== INPUT MATERIAL ==

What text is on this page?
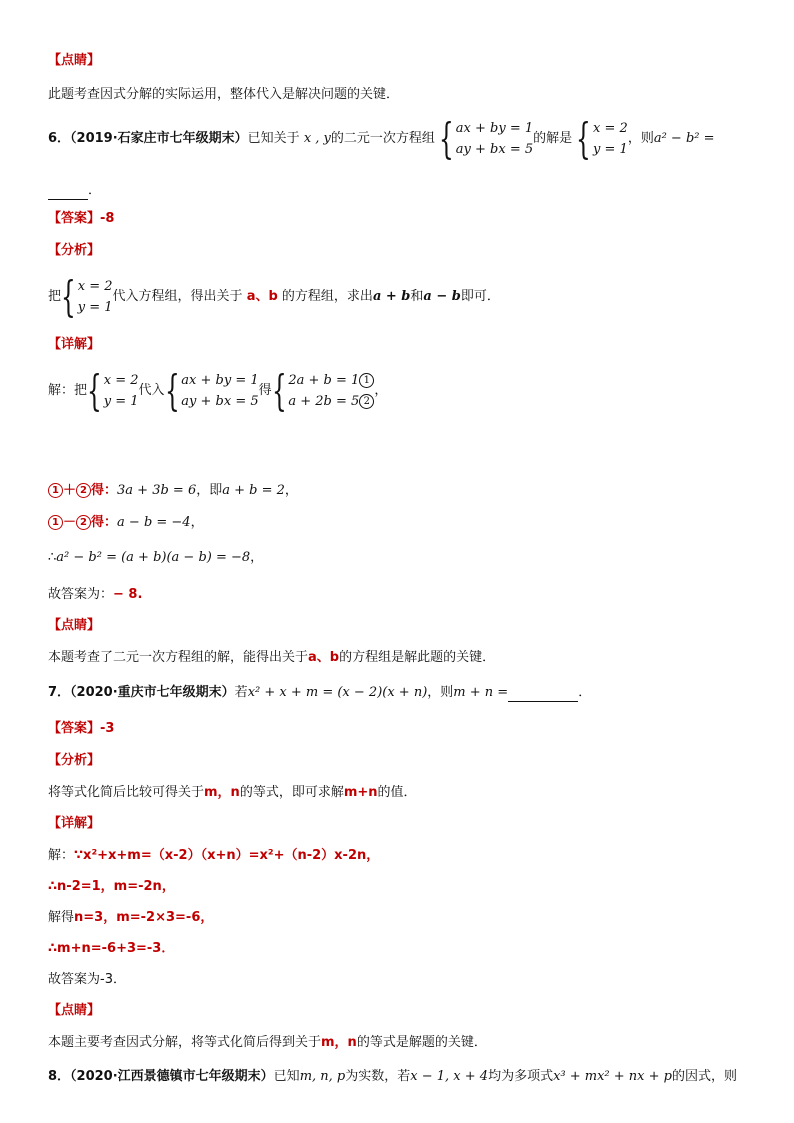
【点睛】
此题考查因式分解的实际运用，整体代入是解决问题的关键．
6．（2019·石家庄市七年级期末）已知关于 x , y的二元一次方程组 { ax + by = 1
ay + bx = 5
的解是 { x = 2
y = 1
，则a² − b² =
．
【答案】-8
【分析】
把 { x = 2
y = 1
代入方程组，得出关于 a、b 的方程组，求出a + b和a − b即可．
【详解】
解：把 { x = 2
y = 1
代入 { ax + by = 1
ay + bx = 5
得 { 2a + b = 1 1
a + 2b = 5 2
，
1 ＋ 2 得：3a + 3b = 6，即a + b = 2，
1 － 2 得：a − b = −4，
∴a² − b² = (a + b)(a − b) = −8，
故答案为：− 8.
【点睛】
本题考查了二元一次方程组的解，能得出关于a、b的方程组是解此题的关键．
7．（2020·重庆市七年级期末）若x² + x + m = (x − 2)(x + n)，则m + n =	．
【答案】-3
【分析】
将等式化简后比较可得关于m，n的等式，即可求解m+n的值．
【详解】
解：∵x²+x+m=（x-2）（x+n）=x²+（n-2）x-2n，
∴n-2=1，m=-2n，
解得n=3，m=-2×3=-6，
∴m+n=-6+3=-3．
故答案为-3．
【点睛】
本题主要考查因式分解，将等式化简后得到关于m，n的等式是解题的关键．
8．（2020·江西景德镇市七年级期末）已知m, n, p为实数，若x − 1, x + 4均为多项式x³ + mx² + nx + p的因式，则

===

§ YOUR INSTRUCTIONS:
Will you set down the records word for word while leaving out every picture?

§ RESULT:
What text is on this page?
【点睛】
此题考查因式分解的实际运用，整体代入是解决问题的关键．
6．（2019·石家庄市七年级期末）已知关于 x , y的二元一次方程组 { ax + by = 1
ay + bx = 5
的解是 { x = 2
y = 1
，则a² − b² =
．
【答案】-8
【分析】
把 { x = 2
y = 1
代入方程组，得出关于 a、b 的方程组，求出a + b和a − b即可．
【详解】
解：把 { x = 2
y = 1
代入 { ax + by = 1
ay + bx = 5
得 { 2a + b = 1 1
a + 2b = 5 2
，
1 ＋ 2 得：3a + 3b = 6，即a + b = 2，
1 － 2 得：a − b = −4，
∴a² − b² = (a + b)(a − b) = −8，
故答案为：− 8.
【点睛】
本题考查了二元一次方程组的解，能得出关于a、b的方程组是解此题的关键．
7．（2020·重庆市七年级期末）若x² + x + m = (x − 2)(x + n)，则m + n =	．
【答案】-3
【分析】
将等式化简后比较可得关于m，n的等式，即可求解m+n的值．
【详解】
解：∵x²+x+m=（x-2）（x+n）=x²+（n-2）x-2n，
∴n-2=1，m=-2n，
解得n=3，m=-2×3=-6，
∴m+n=-6+3=-3．
故答案为-3．
【点睛】
本题主要考查因式分解，将等式化简后得到关于m，n的等式是解题的关键．
8．（2020·江西景德镇市七年级期末）已知m, n, p为实数，若x − 1, x + 4均为多项式x³ + mx² + nx + p的因式，则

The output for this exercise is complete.